• Data to process
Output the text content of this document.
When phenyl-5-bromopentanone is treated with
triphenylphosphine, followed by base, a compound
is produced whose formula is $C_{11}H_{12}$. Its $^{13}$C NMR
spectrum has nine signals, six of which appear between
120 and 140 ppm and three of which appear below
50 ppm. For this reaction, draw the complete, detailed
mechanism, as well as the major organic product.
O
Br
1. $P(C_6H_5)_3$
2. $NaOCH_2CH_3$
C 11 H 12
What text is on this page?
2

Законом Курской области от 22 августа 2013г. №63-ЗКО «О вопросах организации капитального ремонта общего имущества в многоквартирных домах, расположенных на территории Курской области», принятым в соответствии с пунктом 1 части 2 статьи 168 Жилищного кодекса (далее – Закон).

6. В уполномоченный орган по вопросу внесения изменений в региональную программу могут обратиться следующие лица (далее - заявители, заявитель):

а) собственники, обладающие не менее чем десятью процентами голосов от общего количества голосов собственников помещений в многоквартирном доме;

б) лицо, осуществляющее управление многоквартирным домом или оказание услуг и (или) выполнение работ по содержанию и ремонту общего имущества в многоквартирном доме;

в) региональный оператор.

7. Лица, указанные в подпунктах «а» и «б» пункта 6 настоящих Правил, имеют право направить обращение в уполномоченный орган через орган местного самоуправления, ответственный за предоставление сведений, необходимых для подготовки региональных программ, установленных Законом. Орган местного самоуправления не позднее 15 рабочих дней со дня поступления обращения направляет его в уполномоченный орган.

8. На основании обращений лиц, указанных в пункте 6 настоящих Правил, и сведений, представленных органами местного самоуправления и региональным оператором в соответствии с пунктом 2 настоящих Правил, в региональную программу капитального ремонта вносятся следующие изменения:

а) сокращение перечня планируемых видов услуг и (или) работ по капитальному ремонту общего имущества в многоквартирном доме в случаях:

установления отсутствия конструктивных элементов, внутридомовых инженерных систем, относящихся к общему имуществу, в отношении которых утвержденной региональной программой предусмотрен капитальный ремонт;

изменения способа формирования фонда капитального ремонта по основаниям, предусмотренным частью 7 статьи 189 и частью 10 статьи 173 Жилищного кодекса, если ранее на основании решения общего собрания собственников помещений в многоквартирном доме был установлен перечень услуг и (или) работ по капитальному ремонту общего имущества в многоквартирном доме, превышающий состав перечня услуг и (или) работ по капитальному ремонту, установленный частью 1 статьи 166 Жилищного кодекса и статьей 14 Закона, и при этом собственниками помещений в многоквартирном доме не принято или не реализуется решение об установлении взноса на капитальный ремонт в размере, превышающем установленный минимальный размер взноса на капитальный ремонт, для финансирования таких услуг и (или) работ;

• Given problem
Copy out every line of the material above that mentions the word "следующие".

• Expected output
6. В уполномоченный орган по вопросу внесения изменений в региональную программу могут обратиться следующие лица (далее - заявители, заявитель):
8. На основании обращений лиц, указанных в пункте 6 настоящих Правил, и сведений, представленных органами местного самоуправления и региональным оператором в соответствии с пунктом 2 настоящих Правил, в региональную программу капитального ремонта вносятся следующие изменения:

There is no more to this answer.